» **Aim of the task**
Using the entries below, transcribe exactly the line containing "What text is on this page?" and each line that follows it to the end.

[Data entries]
┌────────
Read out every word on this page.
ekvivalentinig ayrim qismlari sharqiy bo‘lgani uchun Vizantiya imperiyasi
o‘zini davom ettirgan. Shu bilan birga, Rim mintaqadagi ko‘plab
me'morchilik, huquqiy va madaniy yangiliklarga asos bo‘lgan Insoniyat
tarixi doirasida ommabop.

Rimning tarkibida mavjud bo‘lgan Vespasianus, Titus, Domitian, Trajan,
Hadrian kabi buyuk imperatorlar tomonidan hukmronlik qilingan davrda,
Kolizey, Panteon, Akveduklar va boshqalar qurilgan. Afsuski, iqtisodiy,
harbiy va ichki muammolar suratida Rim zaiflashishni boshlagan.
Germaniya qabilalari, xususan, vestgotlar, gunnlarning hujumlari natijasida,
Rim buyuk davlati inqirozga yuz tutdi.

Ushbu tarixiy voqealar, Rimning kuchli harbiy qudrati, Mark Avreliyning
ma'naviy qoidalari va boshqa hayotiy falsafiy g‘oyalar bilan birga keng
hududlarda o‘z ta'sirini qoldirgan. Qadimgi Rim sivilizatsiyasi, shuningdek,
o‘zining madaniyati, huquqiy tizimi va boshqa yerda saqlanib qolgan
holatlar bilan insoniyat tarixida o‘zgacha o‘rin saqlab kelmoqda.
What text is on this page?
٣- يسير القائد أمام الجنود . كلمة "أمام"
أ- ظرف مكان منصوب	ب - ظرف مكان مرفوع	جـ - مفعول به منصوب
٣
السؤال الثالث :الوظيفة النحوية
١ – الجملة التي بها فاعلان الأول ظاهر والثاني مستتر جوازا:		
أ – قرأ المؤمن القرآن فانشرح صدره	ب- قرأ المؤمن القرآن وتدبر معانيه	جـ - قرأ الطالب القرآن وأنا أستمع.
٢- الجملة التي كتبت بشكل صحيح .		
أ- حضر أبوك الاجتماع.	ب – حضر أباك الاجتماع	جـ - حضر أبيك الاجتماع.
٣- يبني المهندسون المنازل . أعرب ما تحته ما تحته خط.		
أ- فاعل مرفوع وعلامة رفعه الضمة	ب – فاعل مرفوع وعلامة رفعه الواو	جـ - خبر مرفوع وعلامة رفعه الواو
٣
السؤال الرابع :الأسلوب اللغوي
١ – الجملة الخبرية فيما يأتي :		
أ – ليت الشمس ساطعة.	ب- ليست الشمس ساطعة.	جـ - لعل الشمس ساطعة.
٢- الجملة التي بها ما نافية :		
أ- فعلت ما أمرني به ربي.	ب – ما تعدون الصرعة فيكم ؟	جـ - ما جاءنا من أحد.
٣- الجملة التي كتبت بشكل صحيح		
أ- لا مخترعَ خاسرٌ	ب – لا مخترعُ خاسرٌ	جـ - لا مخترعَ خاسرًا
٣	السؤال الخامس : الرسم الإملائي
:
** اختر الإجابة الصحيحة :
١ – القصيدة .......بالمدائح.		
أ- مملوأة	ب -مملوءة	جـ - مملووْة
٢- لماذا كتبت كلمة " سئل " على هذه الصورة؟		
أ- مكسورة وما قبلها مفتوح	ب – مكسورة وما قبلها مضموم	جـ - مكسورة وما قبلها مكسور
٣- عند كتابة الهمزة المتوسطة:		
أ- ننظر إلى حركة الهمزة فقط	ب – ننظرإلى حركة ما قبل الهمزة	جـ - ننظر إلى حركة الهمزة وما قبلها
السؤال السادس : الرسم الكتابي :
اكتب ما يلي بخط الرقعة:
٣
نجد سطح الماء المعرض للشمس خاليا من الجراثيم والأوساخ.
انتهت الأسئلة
└────────
» **Task result**
What text is on this page?
٣- يسير القائد أمام الجنود . كلمة "أمام"
أ- ظرف مكان منصوب	ب - ظرف مكان مرفوع	جـ - مفعول به منصوب
٣
السؤال الثالث :الوظيفة النحوية
١ – الجملة التي بها فاعلان الأول ظاهر والثاني مستتر جوازا:		
أ – قرأ المؤمن القرآن فانشرح صدره	ب- قرأ المؤمن القرآن وتدبر معانيه	جـ - قرأ الطالب القرآن وأنا أستمع.
٢- الجملة التي كتبت بشكل صحيح .		
أ- حضر أبوك الاجتماع.	ب – حضر أباك الاجتماع	جـ - حضر أبيك الاجتماع.
٣- يبني المهندسون المنازل . أعرب ما تحته ما تحته خط.		
أ- فاعل مرفوع وعلامة رفعه الضمة	ب – فاعل مرفوع وعلامة رفعه الواو	جـ - خبر مرفوع وعلامة رفعه الواو
٣
السؤال الرابع :الأسلوب اللغوي
١ – الجملة الخبرية فيما يأتي :		
أ – ليت الشمس ساطعة.	ب- ليست الشمس ساطعة.	جـ - لعل الشمس ساطعة.
٢- الجملة التي بها ما نافية :		
أ- فعلت ما أمرني به ربي.	ب – ما تعدون الصرعة فيكم ؟	جـ - ما جاءنا من أحد.
٣- الجملة التي كتبت بشكل صحيح		
أ- لا مخترعَ خاسرٌ	ب – لا مخترعُ خاسرٌ	جـ - لا مخترعَ خاسرًا
٣	السؤال الخامس : الرسم الإملائي
:
** اختر الإجابة الصحيحة :
١ – القصيدة .......بالمدائح.		
أ- مملوأة	ب -مملوءة	جـ - مملووْة
٢- لماذا كتبت كلمة " سئل " على هذه الصورة؟		
أ- مكسورة وما قبلها مفتوح	ب – مكسورة وما قبلها مضموم	جـ - مكسورة وما قبلها مكسور
٣- عند كتابة الهمزة المتوسطة:		
أ- ننظر إلى حركة الهمزة فقط	ب – ننظرإلى حركة ما قبل الهمزة	جـ - ننظر إلى حركة الهمزة وما قبلها
السؤال السادس : الرسم الكتابي :
اكتب ما يلي بخط الرقعة:
٣
نجد سطح الماء المعرض للشمس خاليا من الجراثيم والأوساخ.
انتهت الأسئلة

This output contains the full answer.